- **Source material**:
────

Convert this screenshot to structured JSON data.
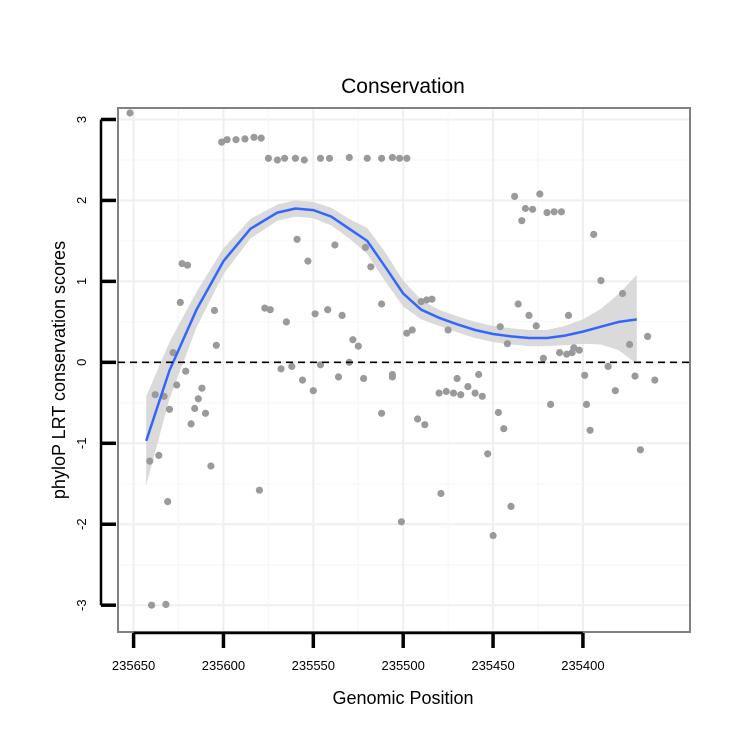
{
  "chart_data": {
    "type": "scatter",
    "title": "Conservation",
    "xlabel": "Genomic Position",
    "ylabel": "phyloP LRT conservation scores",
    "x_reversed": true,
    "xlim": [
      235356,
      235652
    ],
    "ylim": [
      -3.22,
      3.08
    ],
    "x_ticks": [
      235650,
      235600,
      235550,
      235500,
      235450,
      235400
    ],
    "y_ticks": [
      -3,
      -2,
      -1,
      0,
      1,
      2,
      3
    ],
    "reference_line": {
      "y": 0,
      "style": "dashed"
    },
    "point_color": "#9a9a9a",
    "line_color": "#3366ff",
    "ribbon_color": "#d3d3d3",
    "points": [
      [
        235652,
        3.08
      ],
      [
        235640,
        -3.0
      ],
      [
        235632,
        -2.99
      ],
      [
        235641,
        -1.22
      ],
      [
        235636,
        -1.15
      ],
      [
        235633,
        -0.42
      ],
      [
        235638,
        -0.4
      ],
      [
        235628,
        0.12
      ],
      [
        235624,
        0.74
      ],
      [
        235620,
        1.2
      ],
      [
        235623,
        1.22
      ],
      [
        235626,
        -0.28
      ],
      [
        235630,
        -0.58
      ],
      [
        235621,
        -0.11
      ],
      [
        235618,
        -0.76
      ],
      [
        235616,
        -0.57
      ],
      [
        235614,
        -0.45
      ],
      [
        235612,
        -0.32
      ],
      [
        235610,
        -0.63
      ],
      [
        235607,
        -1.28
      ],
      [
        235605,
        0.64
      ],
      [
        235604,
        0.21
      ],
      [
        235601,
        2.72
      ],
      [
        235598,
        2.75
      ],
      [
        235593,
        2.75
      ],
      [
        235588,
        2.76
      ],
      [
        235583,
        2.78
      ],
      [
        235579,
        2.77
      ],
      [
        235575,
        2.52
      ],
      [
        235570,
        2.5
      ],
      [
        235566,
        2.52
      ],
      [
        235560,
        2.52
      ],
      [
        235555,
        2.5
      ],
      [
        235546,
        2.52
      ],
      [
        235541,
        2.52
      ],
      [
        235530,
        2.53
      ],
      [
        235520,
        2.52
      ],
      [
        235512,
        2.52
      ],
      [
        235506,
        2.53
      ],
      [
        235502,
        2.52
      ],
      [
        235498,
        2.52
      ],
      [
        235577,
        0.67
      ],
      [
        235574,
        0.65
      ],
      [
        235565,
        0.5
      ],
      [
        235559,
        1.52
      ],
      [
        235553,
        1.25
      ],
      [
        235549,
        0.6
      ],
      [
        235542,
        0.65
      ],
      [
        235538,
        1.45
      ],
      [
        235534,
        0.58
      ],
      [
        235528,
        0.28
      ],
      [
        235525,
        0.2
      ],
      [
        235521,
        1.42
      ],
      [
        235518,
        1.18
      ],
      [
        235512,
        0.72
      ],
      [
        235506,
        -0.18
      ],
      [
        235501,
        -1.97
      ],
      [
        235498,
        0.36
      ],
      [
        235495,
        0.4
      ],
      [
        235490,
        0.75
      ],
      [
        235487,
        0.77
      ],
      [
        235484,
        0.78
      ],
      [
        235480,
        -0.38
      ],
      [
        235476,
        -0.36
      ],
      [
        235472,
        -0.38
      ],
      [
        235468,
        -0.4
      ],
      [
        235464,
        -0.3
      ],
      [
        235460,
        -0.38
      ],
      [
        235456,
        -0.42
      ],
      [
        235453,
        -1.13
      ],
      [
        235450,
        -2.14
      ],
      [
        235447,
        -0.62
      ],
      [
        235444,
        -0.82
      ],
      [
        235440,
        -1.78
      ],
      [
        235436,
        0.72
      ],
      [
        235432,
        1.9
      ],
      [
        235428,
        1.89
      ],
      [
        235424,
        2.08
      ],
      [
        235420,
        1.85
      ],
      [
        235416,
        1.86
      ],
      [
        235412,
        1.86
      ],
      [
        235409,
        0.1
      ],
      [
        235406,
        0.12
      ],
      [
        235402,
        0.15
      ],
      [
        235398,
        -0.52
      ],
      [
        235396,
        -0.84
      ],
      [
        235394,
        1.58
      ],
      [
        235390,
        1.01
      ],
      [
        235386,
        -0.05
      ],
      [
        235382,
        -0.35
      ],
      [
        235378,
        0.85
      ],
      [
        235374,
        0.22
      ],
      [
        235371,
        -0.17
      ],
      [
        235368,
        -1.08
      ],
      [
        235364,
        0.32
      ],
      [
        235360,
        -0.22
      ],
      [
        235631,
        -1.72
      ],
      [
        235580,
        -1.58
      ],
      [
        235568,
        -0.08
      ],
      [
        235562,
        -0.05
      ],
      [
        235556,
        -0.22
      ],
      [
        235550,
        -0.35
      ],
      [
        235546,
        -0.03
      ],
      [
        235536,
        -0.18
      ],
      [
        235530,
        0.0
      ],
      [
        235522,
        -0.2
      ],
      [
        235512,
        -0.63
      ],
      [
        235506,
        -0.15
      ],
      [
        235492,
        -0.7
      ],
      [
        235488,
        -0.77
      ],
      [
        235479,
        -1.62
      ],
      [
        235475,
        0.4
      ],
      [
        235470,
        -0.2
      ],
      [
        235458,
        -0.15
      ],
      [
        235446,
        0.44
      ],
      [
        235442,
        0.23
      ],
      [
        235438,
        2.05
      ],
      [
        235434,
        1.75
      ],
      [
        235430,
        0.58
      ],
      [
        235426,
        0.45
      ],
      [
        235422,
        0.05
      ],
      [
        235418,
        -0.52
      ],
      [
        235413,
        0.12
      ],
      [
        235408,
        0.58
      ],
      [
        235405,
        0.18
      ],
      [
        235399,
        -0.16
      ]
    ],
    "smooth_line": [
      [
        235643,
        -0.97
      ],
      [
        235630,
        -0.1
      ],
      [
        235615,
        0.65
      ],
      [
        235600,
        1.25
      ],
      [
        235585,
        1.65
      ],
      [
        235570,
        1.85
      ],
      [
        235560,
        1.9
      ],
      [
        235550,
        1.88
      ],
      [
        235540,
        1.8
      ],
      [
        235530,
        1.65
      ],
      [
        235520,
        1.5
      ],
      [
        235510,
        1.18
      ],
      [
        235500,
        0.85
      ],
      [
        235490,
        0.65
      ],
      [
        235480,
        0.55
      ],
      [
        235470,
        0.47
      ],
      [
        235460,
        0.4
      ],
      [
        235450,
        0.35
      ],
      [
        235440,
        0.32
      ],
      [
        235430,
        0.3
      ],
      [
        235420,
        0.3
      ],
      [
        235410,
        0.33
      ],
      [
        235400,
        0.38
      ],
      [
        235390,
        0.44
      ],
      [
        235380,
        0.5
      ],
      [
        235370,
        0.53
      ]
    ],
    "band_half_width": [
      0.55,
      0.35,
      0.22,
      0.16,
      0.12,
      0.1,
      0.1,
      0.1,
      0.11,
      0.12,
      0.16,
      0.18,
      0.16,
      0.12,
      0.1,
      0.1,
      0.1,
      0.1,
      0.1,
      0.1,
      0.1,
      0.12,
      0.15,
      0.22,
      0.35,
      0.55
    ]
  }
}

────

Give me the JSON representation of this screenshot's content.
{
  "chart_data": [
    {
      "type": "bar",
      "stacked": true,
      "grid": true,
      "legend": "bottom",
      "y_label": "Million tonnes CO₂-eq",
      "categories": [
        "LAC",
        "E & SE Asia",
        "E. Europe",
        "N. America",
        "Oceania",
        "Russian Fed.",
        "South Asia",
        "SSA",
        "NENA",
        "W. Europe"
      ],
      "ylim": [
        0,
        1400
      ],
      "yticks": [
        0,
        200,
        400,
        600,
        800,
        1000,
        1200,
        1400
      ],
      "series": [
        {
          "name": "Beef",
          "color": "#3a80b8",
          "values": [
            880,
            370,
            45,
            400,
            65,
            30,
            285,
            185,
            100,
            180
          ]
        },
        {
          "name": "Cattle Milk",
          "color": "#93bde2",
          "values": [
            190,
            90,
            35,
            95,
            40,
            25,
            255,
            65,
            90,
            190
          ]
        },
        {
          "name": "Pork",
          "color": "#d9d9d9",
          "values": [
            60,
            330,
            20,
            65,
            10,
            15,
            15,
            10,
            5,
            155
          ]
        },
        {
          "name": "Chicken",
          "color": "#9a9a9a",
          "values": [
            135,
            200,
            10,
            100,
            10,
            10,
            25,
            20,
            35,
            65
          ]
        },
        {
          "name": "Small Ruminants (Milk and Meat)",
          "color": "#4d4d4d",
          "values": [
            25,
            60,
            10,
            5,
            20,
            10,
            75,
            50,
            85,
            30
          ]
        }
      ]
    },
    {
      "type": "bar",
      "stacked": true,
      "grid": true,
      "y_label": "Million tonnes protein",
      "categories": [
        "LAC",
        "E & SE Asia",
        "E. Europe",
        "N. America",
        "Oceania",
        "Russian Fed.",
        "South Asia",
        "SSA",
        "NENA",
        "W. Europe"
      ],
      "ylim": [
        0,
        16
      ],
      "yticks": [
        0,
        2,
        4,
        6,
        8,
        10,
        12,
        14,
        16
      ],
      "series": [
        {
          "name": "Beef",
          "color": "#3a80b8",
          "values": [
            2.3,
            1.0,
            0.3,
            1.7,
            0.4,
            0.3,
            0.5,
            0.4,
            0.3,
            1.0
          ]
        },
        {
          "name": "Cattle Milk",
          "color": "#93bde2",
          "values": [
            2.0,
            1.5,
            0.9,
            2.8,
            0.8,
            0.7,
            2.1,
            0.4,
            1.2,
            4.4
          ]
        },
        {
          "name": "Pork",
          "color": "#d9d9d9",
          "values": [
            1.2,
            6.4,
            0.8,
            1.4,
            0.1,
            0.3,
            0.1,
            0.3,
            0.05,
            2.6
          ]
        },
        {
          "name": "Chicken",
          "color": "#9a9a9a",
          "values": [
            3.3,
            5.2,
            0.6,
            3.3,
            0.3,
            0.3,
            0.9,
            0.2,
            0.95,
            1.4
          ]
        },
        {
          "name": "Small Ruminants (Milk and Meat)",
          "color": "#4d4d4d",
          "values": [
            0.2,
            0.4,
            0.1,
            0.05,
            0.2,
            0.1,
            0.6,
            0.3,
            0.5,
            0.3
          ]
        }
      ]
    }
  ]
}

────

- **Work request**: Pull every line holding "Million" out of the records.

- **Result below**:
      "y_label": "Million tonnes CO₂-eq",
      "y_label": "Million tonnes protein",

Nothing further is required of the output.